— start SUPPLIED RECORDS —
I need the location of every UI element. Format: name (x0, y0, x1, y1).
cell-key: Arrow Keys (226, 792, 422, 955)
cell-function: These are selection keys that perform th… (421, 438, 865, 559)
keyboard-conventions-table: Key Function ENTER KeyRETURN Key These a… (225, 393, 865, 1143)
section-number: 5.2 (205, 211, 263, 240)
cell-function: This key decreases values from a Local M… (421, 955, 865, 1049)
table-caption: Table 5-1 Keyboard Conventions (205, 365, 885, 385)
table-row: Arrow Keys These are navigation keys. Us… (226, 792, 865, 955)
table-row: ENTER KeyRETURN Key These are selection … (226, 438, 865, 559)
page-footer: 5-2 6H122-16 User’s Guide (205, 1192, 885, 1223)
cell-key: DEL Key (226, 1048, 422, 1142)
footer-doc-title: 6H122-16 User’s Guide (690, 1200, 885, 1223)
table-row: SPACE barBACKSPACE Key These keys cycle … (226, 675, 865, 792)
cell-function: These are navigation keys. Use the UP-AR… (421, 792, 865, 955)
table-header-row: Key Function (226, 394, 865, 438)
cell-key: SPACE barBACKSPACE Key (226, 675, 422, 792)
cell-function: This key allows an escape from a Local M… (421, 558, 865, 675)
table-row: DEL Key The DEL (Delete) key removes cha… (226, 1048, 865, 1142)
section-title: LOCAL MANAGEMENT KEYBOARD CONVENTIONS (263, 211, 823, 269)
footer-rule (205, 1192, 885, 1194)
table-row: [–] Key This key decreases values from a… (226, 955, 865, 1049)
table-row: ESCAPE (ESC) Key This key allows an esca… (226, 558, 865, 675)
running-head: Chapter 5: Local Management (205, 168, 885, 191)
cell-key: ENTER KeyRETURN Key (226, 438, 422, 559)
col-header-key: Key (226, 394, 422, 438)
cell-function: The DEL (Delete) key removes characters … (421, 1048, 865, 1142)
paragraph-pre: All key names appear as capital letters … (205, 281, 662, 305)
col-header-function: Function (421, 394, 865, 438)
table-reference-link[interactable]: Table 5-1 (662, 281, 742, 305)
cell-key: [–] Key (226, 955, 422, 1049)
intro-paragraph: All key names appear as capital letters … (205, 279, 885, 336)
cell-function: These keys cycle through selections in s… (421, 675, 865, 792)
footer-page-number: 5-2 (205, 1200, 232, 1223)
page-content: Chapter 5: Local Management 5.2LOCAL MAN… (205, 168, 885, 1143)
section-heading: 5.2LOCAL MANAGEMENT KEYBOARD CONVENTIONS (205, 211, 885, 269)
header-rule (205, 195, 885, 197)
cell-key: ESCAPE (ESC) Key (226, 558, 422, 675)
— end SUPPLIED RECORDS —
__WHAT NEEDS TO BE DONE__.
Rewrite all the lines of the records above, switching every "table-row" to "data-row" and leaving everything else unchanged.

__OUTPUT OF THE TASK__.
I need the location of every UI element. Format: name (x0, y0, x1, y1).
cell-key: Arrow Keys (226, 792, 422, 955)
cell-function: These are selection keys that perform th… (421, 438, 865, 559)
keyboard-conventions-table: Key Function ENTER KeyRETURN Key These a… (225, 393, 865, 1143)
section-number: 5.2 (205, 211, 263, 240)
cell-function: This key decreases values from a Local M… (421, 955, 865, 1049)
table-caption: Table 5-1 Keyboard Conventions (205, 365, 885, 385)
data-row: Arrow Keys These are navigation keys. Us… (226, 792, 865, 955)
data-row: ENTER KeyRETURN Key These are selection … (226, 438, 865, 559)
page-footer: 5-2 6H122-16 User’s Guide (205, 1192, 885, 1223)
cell-key: DEL Key (226, 1048, 422, 1142)
footer-doc-title: 6H122-16 User’s Guide (690, 1200, 885, 1223)
data-row: SPACE barBACKSPACE Key These keys cycle … (226, 675, 865, 792)
cell-function: These are navigation keys. Use the UP-AR… (421, 792, 865, 955)
table-header-row: Key Function (226, 394, 865, 438)
cell-key: SPACE barBACKSPACE Key (226, 675, 422, 792)
cell-function: This key allows an escape from a Local M… (421, 558, 865, 675)
data-row: DEL Key The DEL (Delete) key removes cha… (226, 1048, 865, 1142)
section-title: LOCAL MANAGEMENT KEYBOARD CONVENTIONS (263, 211, 823, 269)
footer-rule (205, 1192, 885, 1194)
data-row: [–] Key This key decreases values from a… (226, 955, 865, 1049)
data-row: ESCAPE (ESC) Key This key allows an esca… (226, 558, 865, 675)
running-head: Chapter 5: Local Management (205, 168, 885, 191)
cell-key: ENTER KeyRETURN Key (226, 438, 422, 559)
col-header-key: Key (226, 394, 422, 438)
cell-function: The DEL (Delete) key removes characters … (421, 1048, 865, 1142)
paragraph-pre: All key names appear as capital letters … (205, 281, 662, 305)
col-header-function: Function (421, 394, 865, 438)
table-reference-link[interactable]: Table 5-1 (662, 281, 742, 305)
cell-key: [–] Key (226, 955, 422, 1049)
intro-paragraph: All key names appear as capital letters … (205, 279, 885, 336)
cell-function: These keys cycle through selections in s… (421, 675, 865, 792)
footer-page-number: 5-2 (205, 1200, 232, 1223)
page-content: Chapter 5: Local Management 5.2LOCAL MAN… (205, 168, 885, 1143)
section-heading: 5.2LOCAL MANAGEMENT KEYBOARD CONVENTIONS (205, 211, 885, 269)
header-rule (205, 195, 885, 197)
cell-key: ESCAPE (ESC) Key (226, 558, 422, 675)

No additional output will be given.